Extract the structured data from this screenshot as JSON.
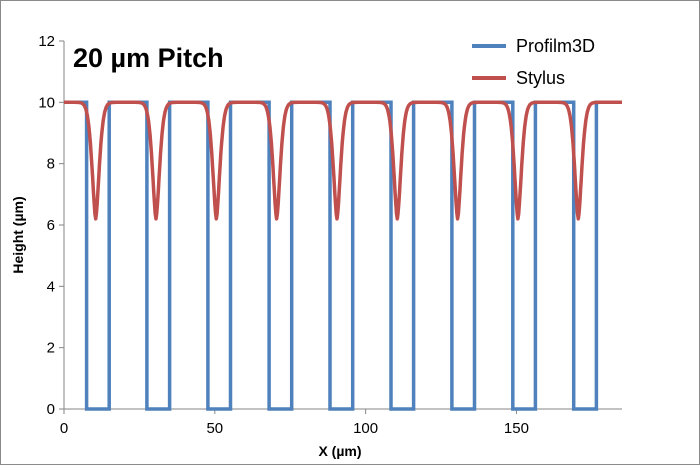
{
  "chart_data": {
    "type": "line",
    "title": "20 µm Pitch",
    "xlabel": "X (µm)",
    "ylabel": "Height  (µm)",
    "xlim": [
      0,
      185
    ],
    "ylim": [
      0,
      12
    ],
    "x_ticks": [
      "0",
      "50",
      "100",
      "150"
    ],
    "y_ticks": [
      "0",
      "2",
      "4",
      "6",
      "8",
      "10",
      "12"
    ],
    "grid": false,
    "legend_position": "top-right",
    "pitch": 20.2,
    "series": [
      {
        "name": "Profilm3D",
        "color": "#4f81bd",
        "style": "square-wave",
        "high": 10,
        "low": 0,
        "trench_intervals": [
          [
            7.5,
            15.0
          ],
          [
            27.5,
            35.0
          ],
          [
            47.7,
            55.2
          ],
          [
            68.0,
            75.5
          ],
          [
            88.2,
            95.7
          ],
          [
            108.4,
            115.9
          ],
          [
            128.6,
            136.1
          ],
          [
            148.8,
            156.3
          ],
          [
            169.0,
            176.5
          ]
        ],
        "x": [
          0,
          7.5,
          7.5,
          15.0,
          15.0,
          27.5,
          27.5,
          35.0,
          35.0,
          47.7,
          47.7,
          55.2,
          55.2,
          68.0,
          68.0,
          75.5,
          75.5,
          88.2,
          88.2,
          95.7,
          95.7,
          108.4,
          108.4,
          115.9,
          115.9,
          128.6,
          128.6,
          136.1,
          136.1,
          148.8,
          148.8,
          156.3,
          156.3,
          169.0,
          169.0,
          176.5,
          176.5,
          185
        ],
        "y": [
          10,
          10,
          0,
          0,
          10,
          10,
          0,
          0,
          10,
          10,
          0,
          0,
          10,
          10,
          0,
          0,
          10,
          10,
          0,
          0,
          10,
          10,
          0,
          0,
          10,
          10,
          0,
          0,
          10,
          10,
          0,
          0,
          10,
          10,
          0,
          0,
          10,
          10
        ]
      },
      {
        "name": "Stylus",
        "color": "#c0504d",
        "style": "smooth-dips",
        "high": 10,
        "dip_centers_x": [
          10.5,
          30.5,
          50.5,
          70.5,
          90.5,
          110.5,
          130.5,
          150.5,
          170.5
        ],
        "dip_min_y": [
          6.2,
          6.2,
          6.2,
          6.2,
          6.2,
          6.2,
          6.2,
          6.2,
          6.2
        ]
      }
    ]
  }
}
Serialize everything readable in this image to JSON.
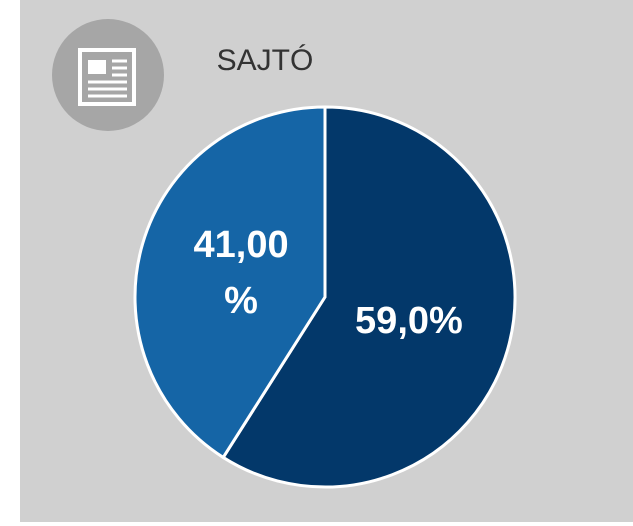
{
  "chart_data": {
    "type": "pie",
    "title": "SAJTÓ",
    "values": [
      59.0,
      41.0
    ],
    "value_labels": [
      "59,0%",
      "41,00 %"
    ],
    "colors": [
      "#03386a",
      "#1565a6"
    ]
  }
}
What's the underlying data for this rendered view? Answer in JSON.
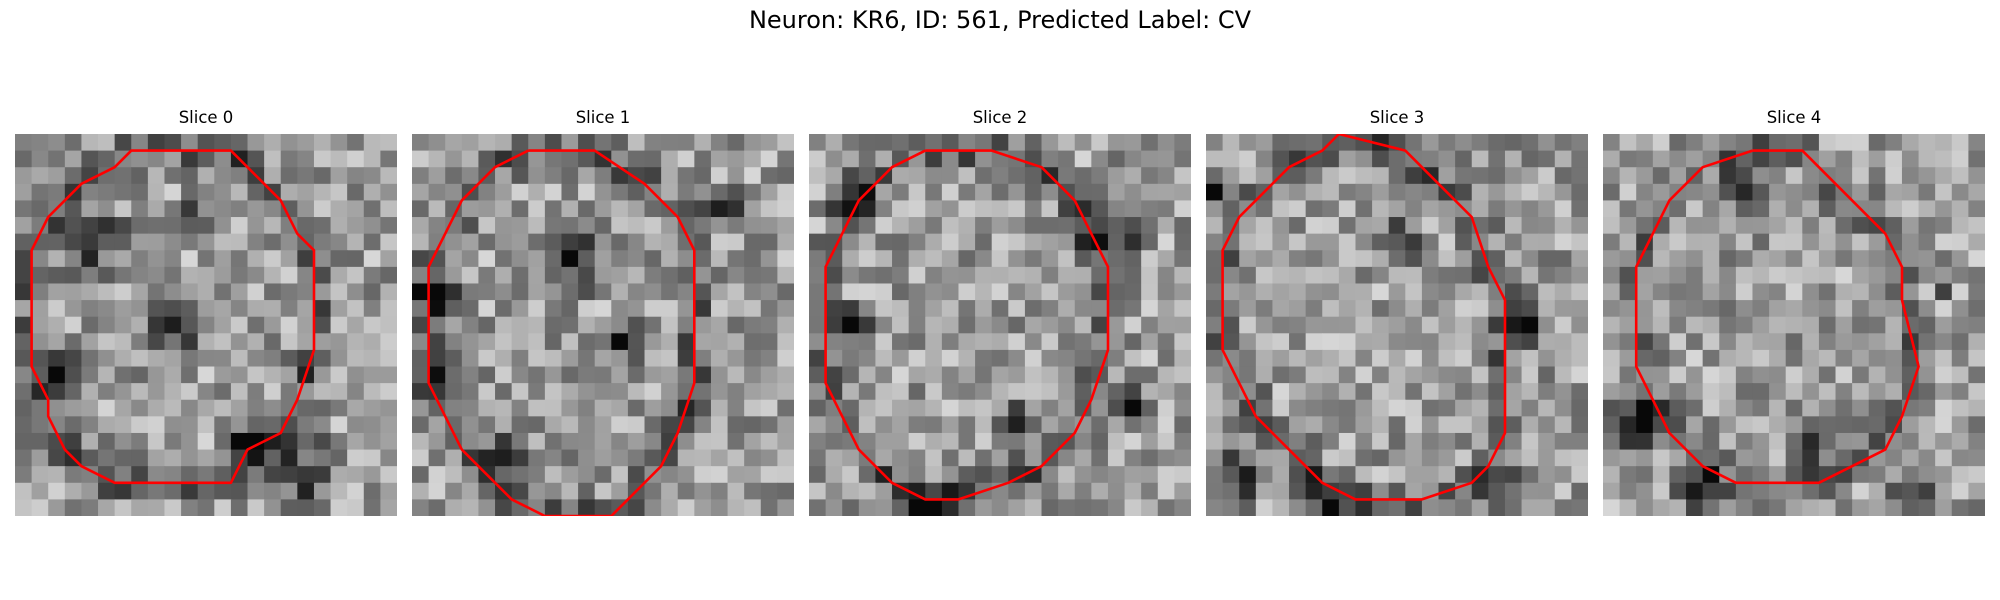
{
  "figure": {
    "title": "Neuron: KR6, ID: 561, Predicted Label: CV"
  },
  "contour_color": "#ff0000",
  "colormap": "gray",
  "panels": [
    {
      "title": "Slice 0",
      "seed": 11,
      "outline": [
        [
          9,
          1
        ],
        [
          13,
          1
        ],
        [
          16,
          4
        ],
        [
          17,
          6
        ],
        [
          18,
          7
        ],
        [
          18,
          10
        ],
        [
          18,
          13
        ],
        [
          17,
          16
        ],
        [
          16,
          18
        ],
        [
          14,
          19
        ],
        [
          13,
          21
        ],
        [
          9,
          21
        ],
        [
          6,
          21
        ],
        [
          4,
          20
        ],
        [
          3,
          19
        ],
        [
          2,
          17
        ],
        [
          2,
          16
        ],
        [
          1,
          14
        ],
        [
          1,
          11
        ],
        [
          1,
          9
        ],
        [
          1,
          7
        ],
        [
          2,
          5
        ],
        [
          3,
          4
        ],
        [
          4,
          3
        ],
        [
          6,
          2
        ],
        [
          7,
          1
        ],
        [
          9,
          1
        ]
      ],
      "dark": [
        [
          4,
          6,
          3
        ],
        [
          9,
          11,
          3
        ],
        [
          10,
          5,
          2
        ],
        [
          14,
          18,
          3
        ],
        [
          17,
          20,
          3
        ],
        [
          2,
          14,
          2
        ]
      ]
    },
    {
      "title": "Slice 1",
      "seed": 23,
      "outline": [
        [
          7,
          1
        ],
        [
          11,
          1
        ],
        [
          14,
          3
        ],
        [
          16,
          5
        ],
        [
          17,
          7
        ],
        [
          17,
          11
        ],
        [
          17,
          15
        ],
        [
          16,
          18
        ],
        [
          15,
          20
        ],
        [
          13,
          22
        ],
        [
          12,
          23
        ],
        [
          8,
          23
        ],
        [
          6,
          22
        ],
        [
          4,
          20
        ],
        [
          3,
          19
        ],
        [
          2,
          17
        ],
        [
          1,
          15
        ],
        [
          1,
          11
        ],
        [
          1,
          8
        ],
        [
          2,
          6
        ],
        [
          3,
          4
        ],
        [
          4,
          3
        ],
        [
          5,
          2
        ],
        [
          7,
          1
        ]
      ],
      "dark": [
        [
          1,
          9,
          2
        ],
        [
          1,
          14,
          2
        ],
        [
          9,
          7,
          3
        ],
        [
          12,
          12,
          2
        ],
        [
          18,
          4,
          2
        ],
        [
          5,
          19,
          2
        ]
      ]
    },
    {
      "title": "Slice 2",
      "seed": 37,
      "outline": [
        [
          7,
          1
        ],
        [
          11,
          1
        ],
        [
          14,
          2
        ],
        [
          16,
          4
        ],
        [
          17,
          6
        ],
        [
          18,
          8
        ],
        [
          18,
          13
        ],
        [
          17,
          16
        ],
        [
          16,
          18
        ],
        [
          14,
          20
        ],
        [
          12,
          21
        ],
        [
          9,
          22
        ],
        [
          7,
          22
        ],
        [
          5,
          21
        ],
        [
          3,
          19
        ],
        [
          2,
          17
        ],
        [
          1,
          15
        ],
        [
          1,
          11
        ],
        [
          1,
          8
        ],
        [
          2,
          6
        ],
        [
          3,
          4
        ],
        [
          5,
          2
        ],
        [
          7,
          1
        ]
      ],
      "dark": [
        [
          18,
          5,
          3
        ],
        [
          19,
          16,
          2
        ],
        [
          2,
          3,
          2
        ],
        [
          12,
          17,
          2
        ],
        [
          2,
          11,
          2
        ],
        [
          7,
          22,
          2
        ]
      ]
    },
    {
      "title": "Slice 3",
      "seed": 49,
      "outline": [
        [
          8,
          0
        ],
        [
          12,
          1
        ],
        [
          14,
          3
        ],
        [
          16,
          5
        ],
        [
          17,
          8
        ],
        [
          18,
          10
        ],
        [
          18,
          14
        ],
        [
          18,
          18
        ],
        [
          17,
          20
        ],
        [
          16,
          21
        ],
        [
          13,
          22
        ],
        [
          11,
          22
        ],
        [
          9,
          22
        ],
        [
          7,
          21
        ],
        [
          5,
          19
        ],
        [
          3,
          17
        ],
        [
          2,
          15
        ],
        [
          1,
          13
        ],
        [
          1,
          10
        ],
        [
          1,
          7
        ],
        [
          2,
          5
        ],
        [
          3,
          4
        ],
        [
          5,
          2
        ],
        [
          7,
          1
        ],
        [
          8,
          0
        ]
      ],
      "dark": [
        [
          1,
          20,
          3
        ],
        [
          7,
          22,
          3
        ],
        [
          17,
          21,
          2
        ],
        [
          0,
          3,
          2
        ],
        [
          19,
          11,
          2
        ],
        [
          11,
          6,
          2
        ]
      ]
    },
    {
      "title": "Slice 4",
      "seed": 61,
      "outline": [
        [
          9,
          1
        ],
        [
          12,
          1
        ],
        [
          14,
          3
        ],
        [
          15,
          4
        ],
        [
          17,
          6
        ],
        [
          18,
          8
        ],
        [
          18,
          10
        ],
        [
          19,
          14
        ],
        [
          18,
          17
        ],
        [
          17,
          19
        ],
        [
          15,
          20
        ],
        [
          13,
          21
        ],
        [
          10,
          21
        ],
        [
          8,
          21
        ],
        [
          6,
          20
        ],
        [
          4,
          18
        ],
        [
          3,
          16
        ],
        [
          2,
          14
        ],
        [
          2,
          11
        ],
        [
          2,
          8
        ],
        [
          3,
          6
        ],
        [
          4,
          4
        ],
        [
          6,
          2
        ],
        [
          9,
          1
        ]
      ],
      "dark": [
        [
          1,
          17,
          3
        ],
        [
          5,
          21,
          2
        ],
        [
          8,
          3,
          2
        ],
        [
          18,
          21,
          2
        ],
        [
          12,
          18,
          2
        ],
        [
          20,
          9,
          1
        ]
      ]
    }
  ]
}
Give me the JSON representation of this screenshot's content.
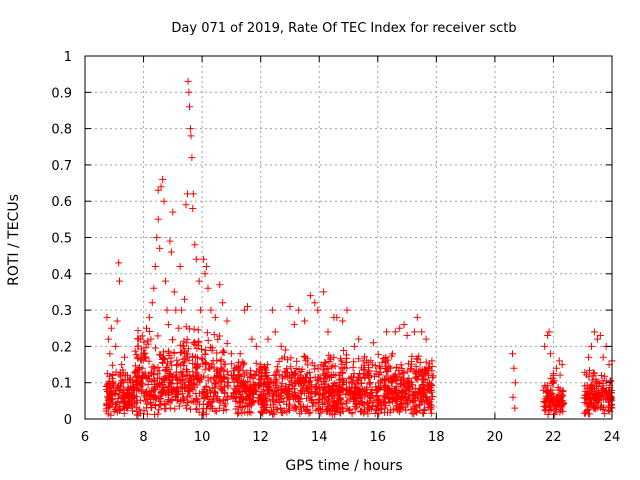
--
### Written instruction
Return only those lines of the records that contain the string "style".

### The answer
        "style": "square-wave",
        "style": "smooth-dips",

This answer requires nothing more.